= Aim =
Copy every line of the data that includes the string "consolidado".

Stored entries
◇ ◇ ◇ ◇ ◇

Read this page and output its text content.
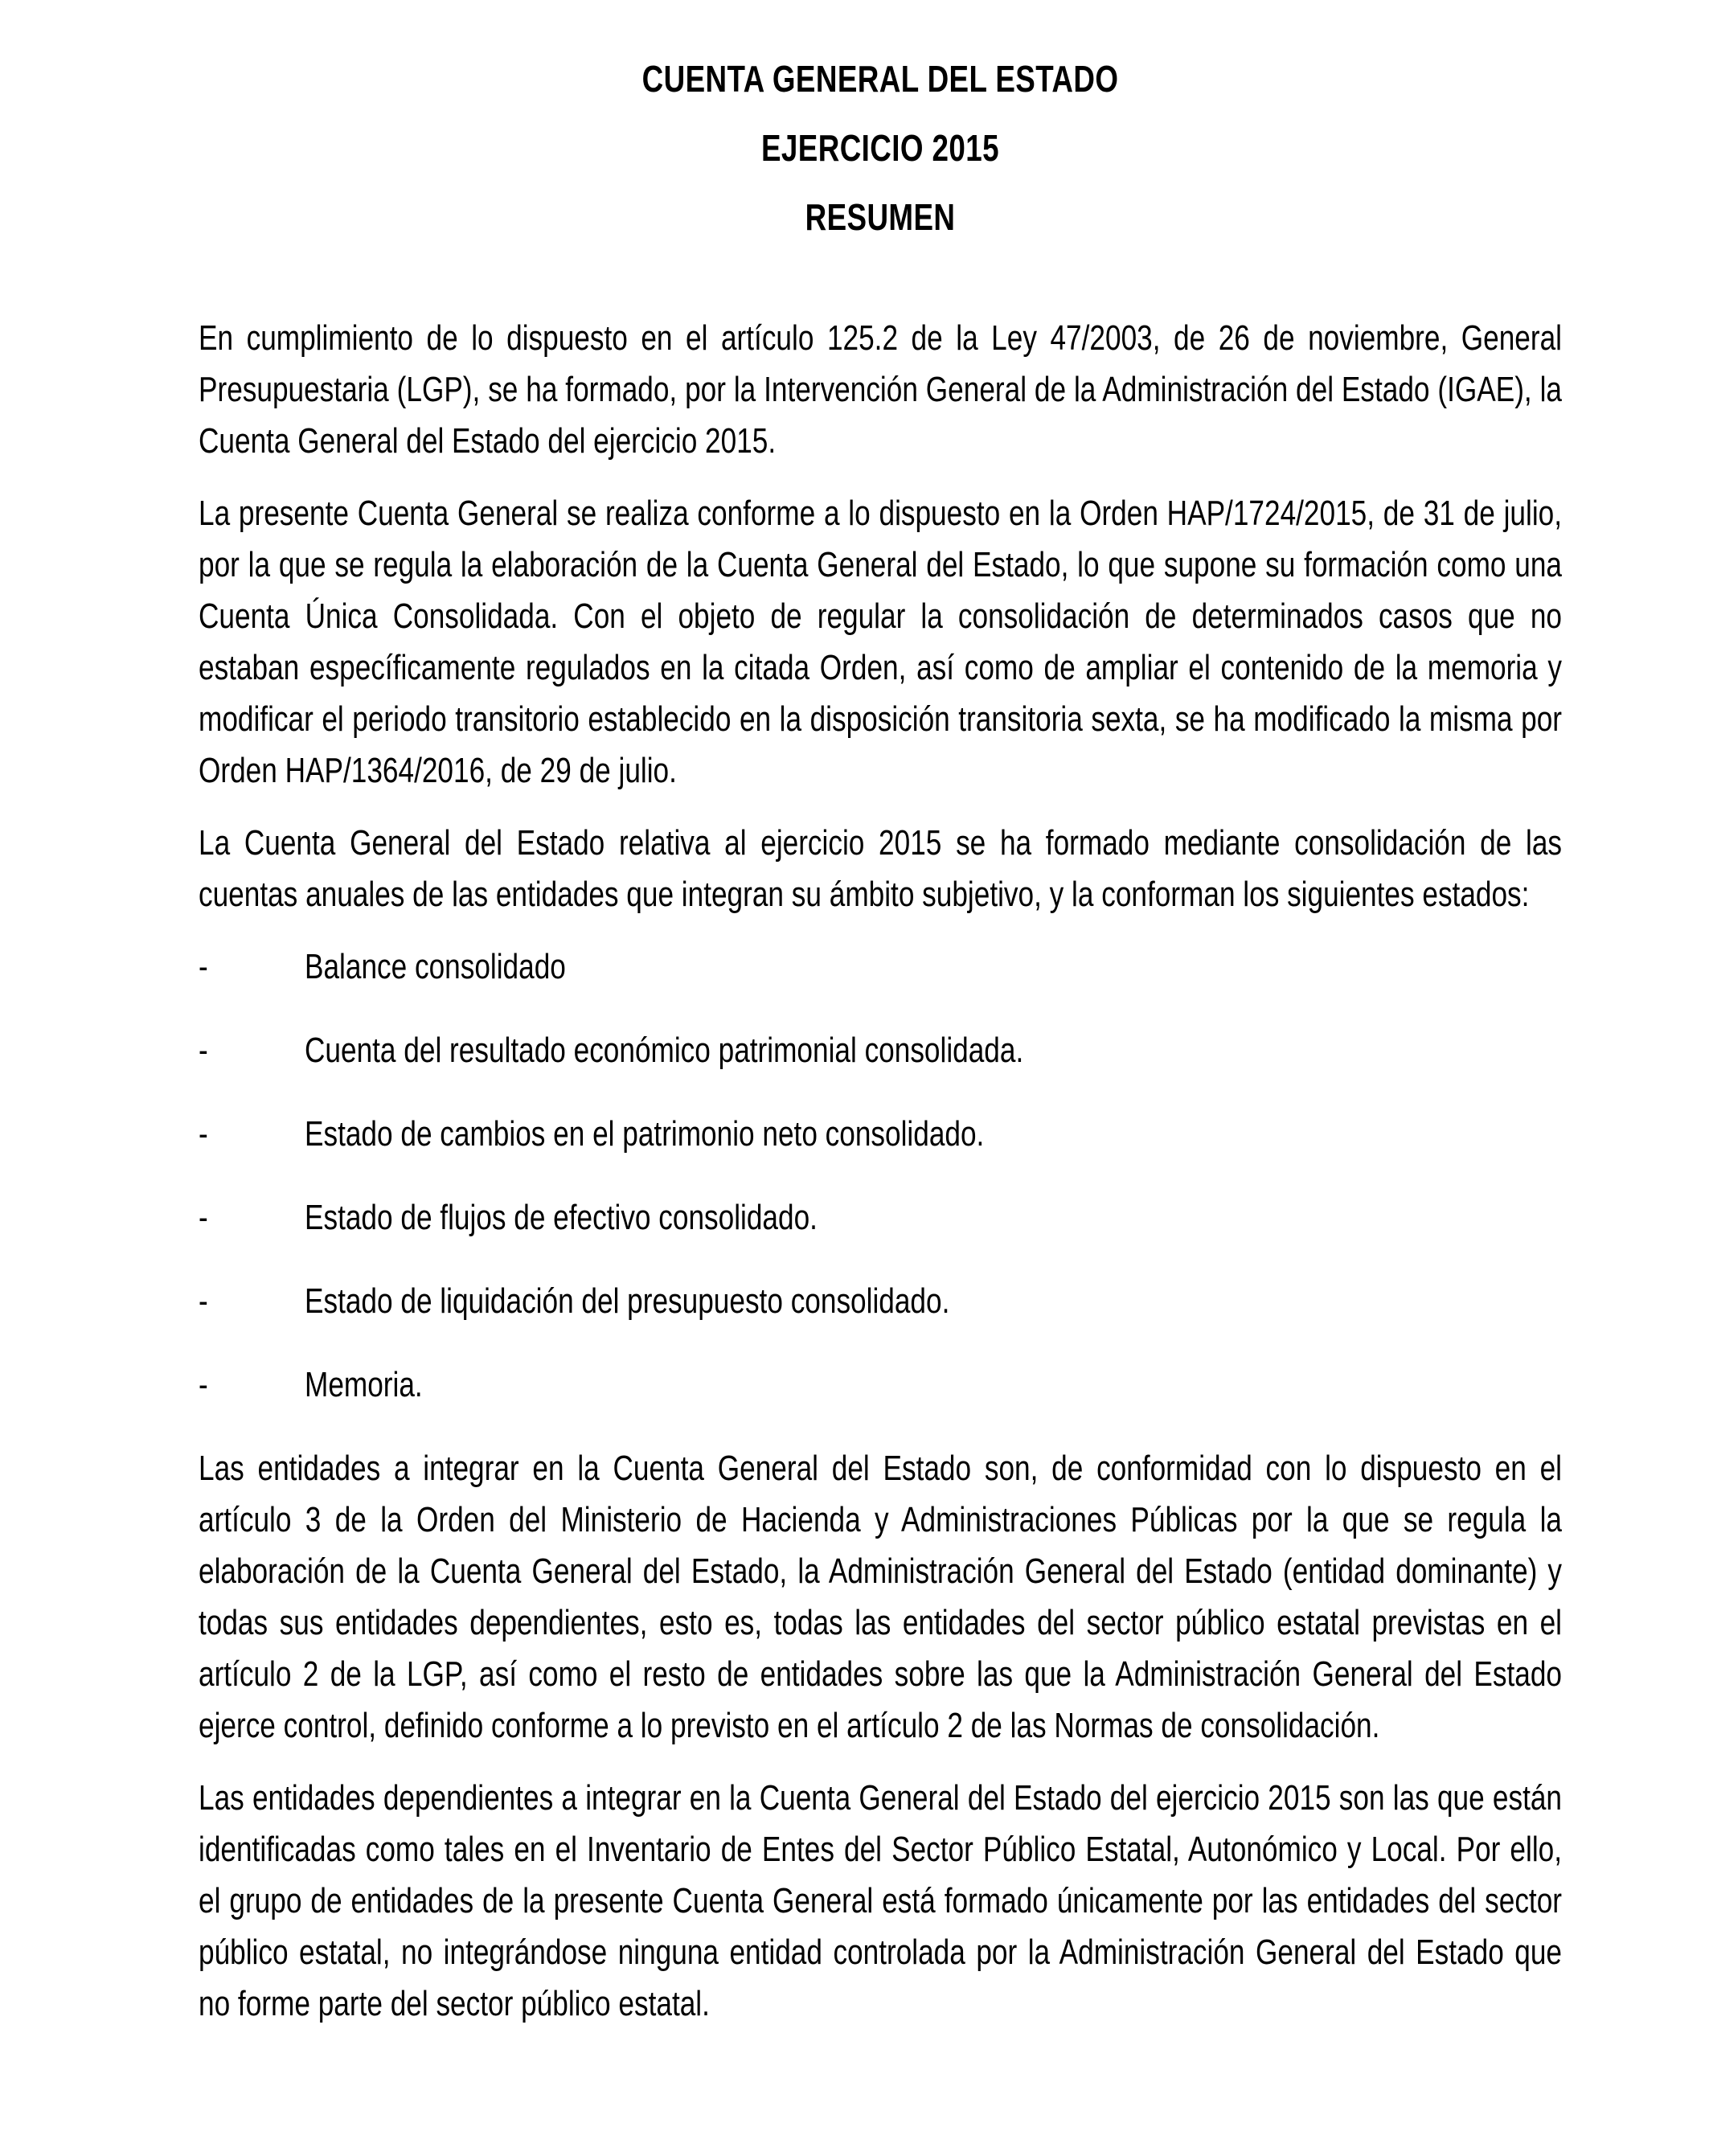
CUENTA GENERAL DEL ESTADO
EJERCICIO 2015
RESUMEN

En cumplimiento de lo dispuesto en el artículo 125.2 de la Ley 47/2003, de 26 de noviembre, General Presupuestaria (LGP), se ha formado, por la Intervención General de la Administración del Estado (IGAE), la Cuenta General del Estado del ejercicio 2015.

La presente Cuenta General se realiza conforme a lo dispuesto en la Orden HAP/1724/2015, de 31 de julio, por la que se regula la elaboración de la Cuenta General del Estado, lo que supone su formación como una Cuenta Única Consolidada. Con el objeto de regular la consolidación de determinados casos que no estaban específicamente regulados en la citada Orden, así como de ampliar el contenido de la memoria y modificar el periodo transitorio establecido en la disposición transitoria sexta, se ha modificado la misma por Orden HAP/1364/2016, de 29 de julio.

La Cuenta General del Estado relativa al ejercicio 2015 se ha formado mediante consolidación de las cuentas anuales de las entidades que integran su ámbito subjetivo, y la conforman los siguientes estados:

-	Balance consolidado
-	Cuenta del resultado económico patrimonial consolidada.
-	Estado de cambios en el patrimonio neto consolidado.
-	Estado de flujos de efectivo consolidado.
-	Estado de liquidación del presupuesto consolidado.
-	Memoria.

Las entidades a integrar en la Cuenta General del Estado son, de conformidad con lo dispuesto en el artículo 3 de la Orden del Ministerio de Hacienda y Administraciones Públicas por la que se regula la elaboración de la Cuenta General del Estado, la Administración General del Estado (entidad dominante) y todas sus entidades dependientes, esto es, todas las entidades del sector público estatal previstas en el artículo 2 de la LGP, así como el resto de entidades sobre las que la Administración General del Estado ejerce control, definido conforme a lo previsto en el artículo 2 de las Normas de consolidación.

Las entidades dependientes a integrar en la Cuenta General del Estado del ejercicio 2015 son las que están identificadas como tales en el Inventario de Entes del Sector Público Estatal, Autonómico y Local. Por ello, el grupo de entidades de la presente Cuenta General está formado únicamente por las entidades del sector público estatal, no integrándose ninguna entidad controlada por la Administración General del Estado que no forme parte del sector público estatal.
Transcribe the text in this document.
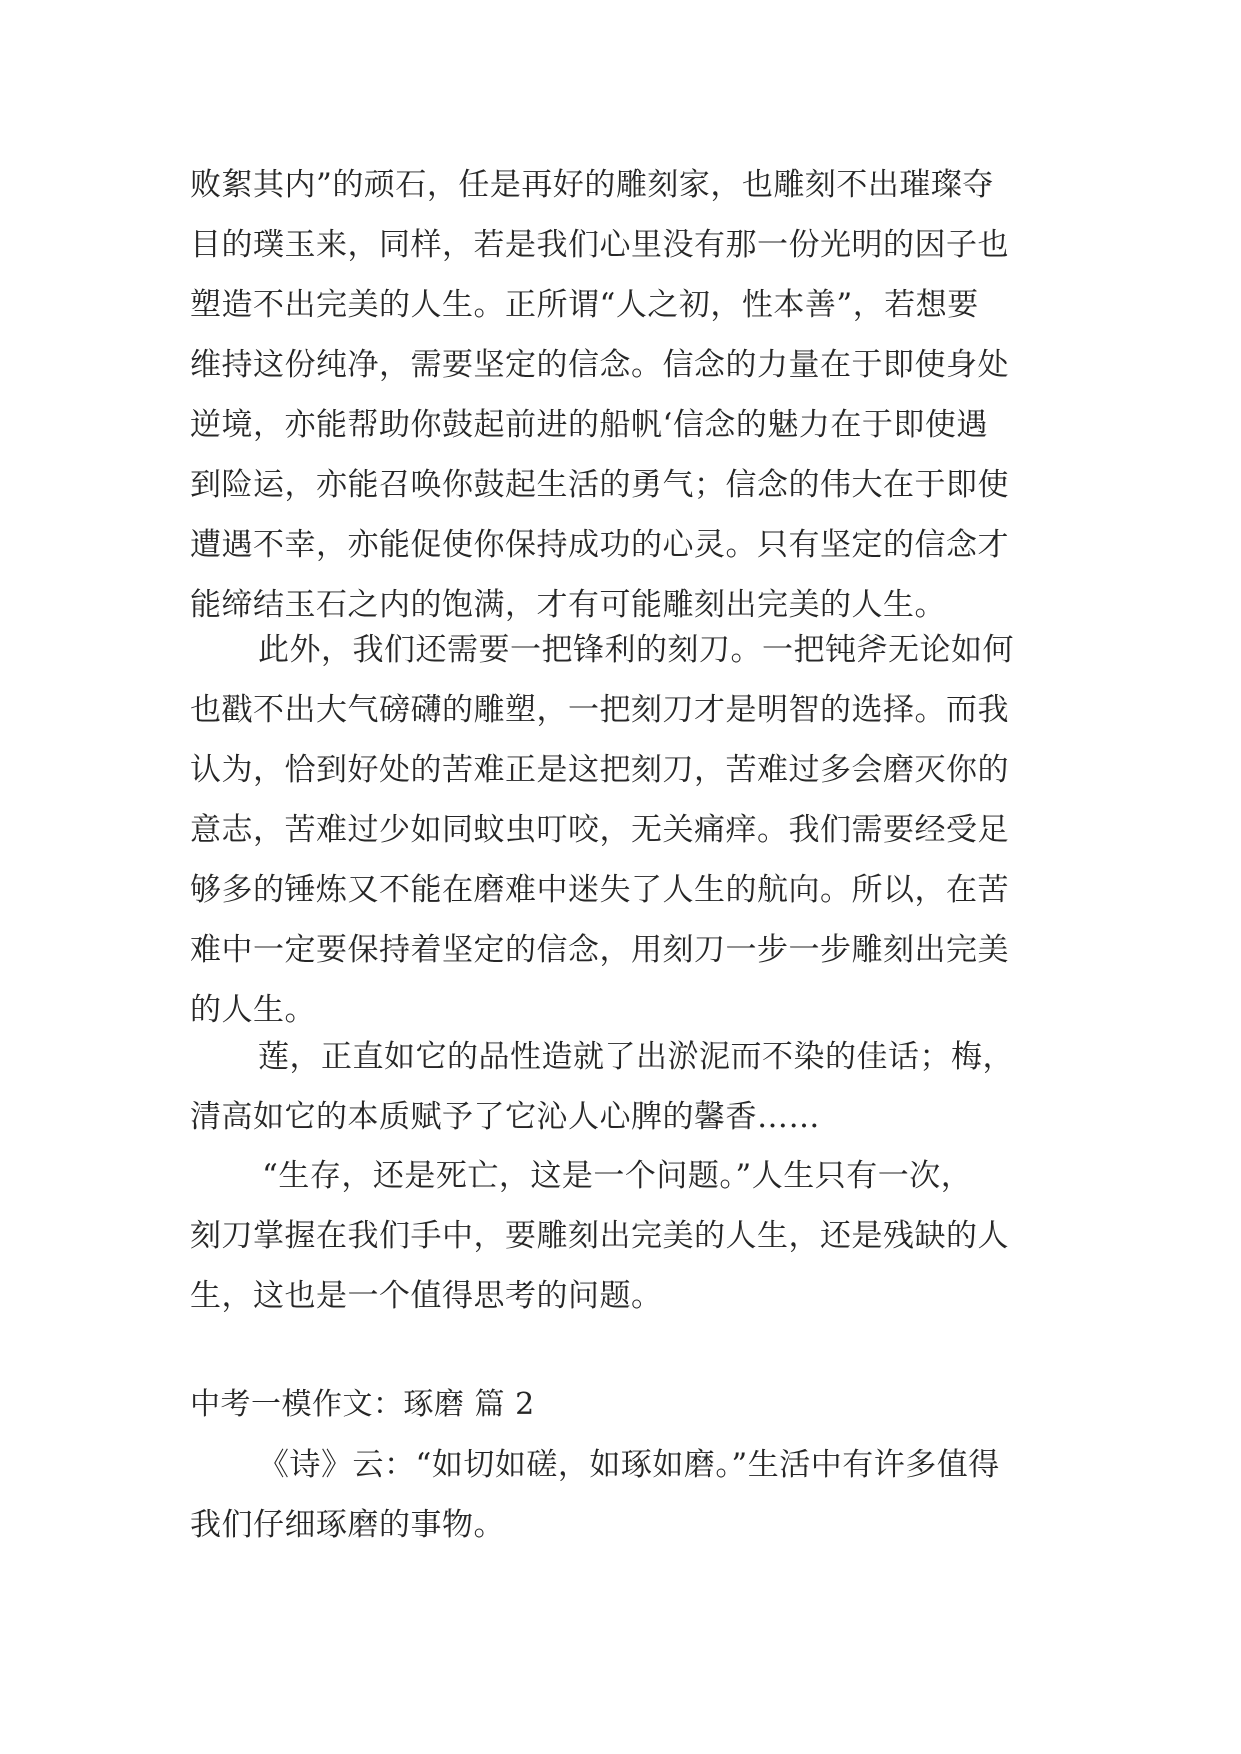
败絮其内”的顽石，任是再好的雕刻家，也雕刻不出璀璨夺
目的璞玉来，同样，若是我们心里没有那一份光明的因子也
塑造不出完美的人生。正所谓“人之初，性本善”，若想要
维持这份纯净，需要坚定的信念。信念的力量在于即使身处
逆境，亦能帮助你鼓起前进的船帆‘信念的魅力在于即使遇
到险运，亦能召唤你鼓起生活的勇气；信念的伟大在于即使
遭遇不幸，亦能促使你保持成功的心灵。只有坚定的信念才
能缔结玉石之内的饱满，才有可能雕刻出完美的人生。
此外，我们还需要一把锋利的刻刀。一把钝斧无论如何
也戳不出大气磅礴的雕塑，一把刻刀才是明智的选择。而我
认为，恰到好处的苦难正是这把刻刀，苦难过多会磨灭你的
意志，苦难过少如同蚊虫叮咬，无关痛痒。我们需要经受足
够多的锤炼又不能在磨难中迷失了人生的航向。所以，在苦
难中一定要保持着坚定的信念，用刻刀一步一步雕刻出完美
的人生。
莲，正直如它的品性造就了出淤泥而不染的佳话；梅，
清高如它的本质赋予了它沁人心脾的馨香……
“生存，还是死亡，这是一个问题。”人生只有一次，
刻刀掌握在我们手中，要雕刻出完美的人生，还是残缺的人
生，这也是一个值得思考的问题。
中考一模作文：琢磨 篇 2
《诗》云：“如切如磋，如琢如磨。”生活中有许多值得
我们仔细琢磨的事物。
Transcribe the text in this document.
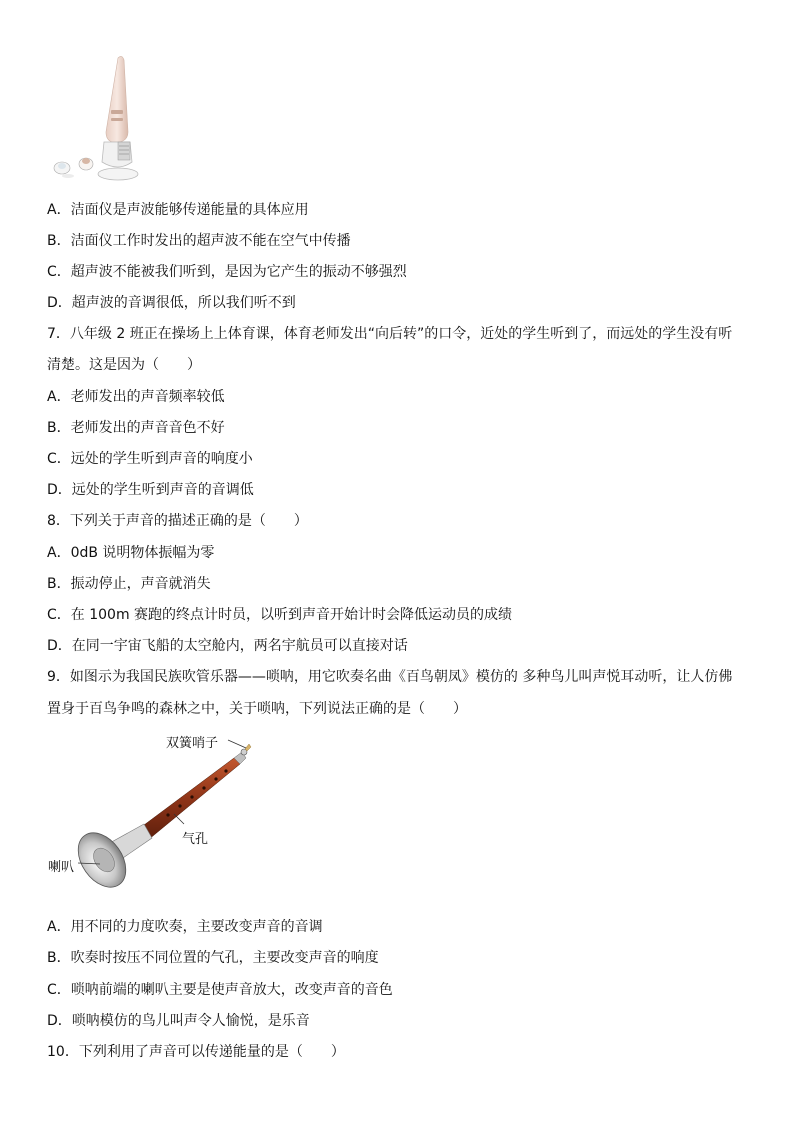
A．洁面仪是声波能够传递能量的具体应用
B．洁面仪工作时发出的超声波不能在空气中传播
C．超声波不能被我们听到，是因为它产生的振动不够强烈
D．超声波的音调很低，所以我们听不到
7．八年级 2 班正在操场上上体育课，体育老师发出“向后转”的口令，近处的学生听到了，而远处的学生没有听
清楚。这是因为（　　）
A．老师发出的声音频率较低
B．老师发出的声音音色不好
C．远处的学生听到声音的响度小
D．远处的学生听到声音的音调低
8．下列关于声音的描述正确的是（　　）
A．0dB 说明物体振幅为零
B．振动停止，声音就消失
C．在 100m 赛跑的终点计时员，以听到声音开始计时会降低运动员的成绩
D．在同一宇宙飞船的太空舱内，两名宇航员可以直接对话
9．如图示为我国民族吹管乐器——唢呐，用它吹奏名曲《百鸟朝凤》模仿的 多种鸟儿叫声悦耳动听，让人仿佛
置身于百鸟争鸣的森林之中，关于唢呐，下列说法正确的是（　　）
双簧哨子
气孔
喇叭
A．用不同的力度吹奏，主要改变声音的音调
B．吹奏时按压不同位置的气孔，主要改变声音的响度
C．唢呐前端的喇叭主要是使声音放大，改变声音的音色
D．唢呐模仿的鸟儿叫声令人愉悦，是乐音
10．下列利用了声音可以传递能量的是（　　）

◇ ◇ ◇ ◇ ◇

= Reply =
-	Balance consolidado
-	Estado de cambios en el patrimonio neto consolidado.
-	Estado de flujos de efectivo consolidado.
-	Estado de liquidación del presupuesto consolidado.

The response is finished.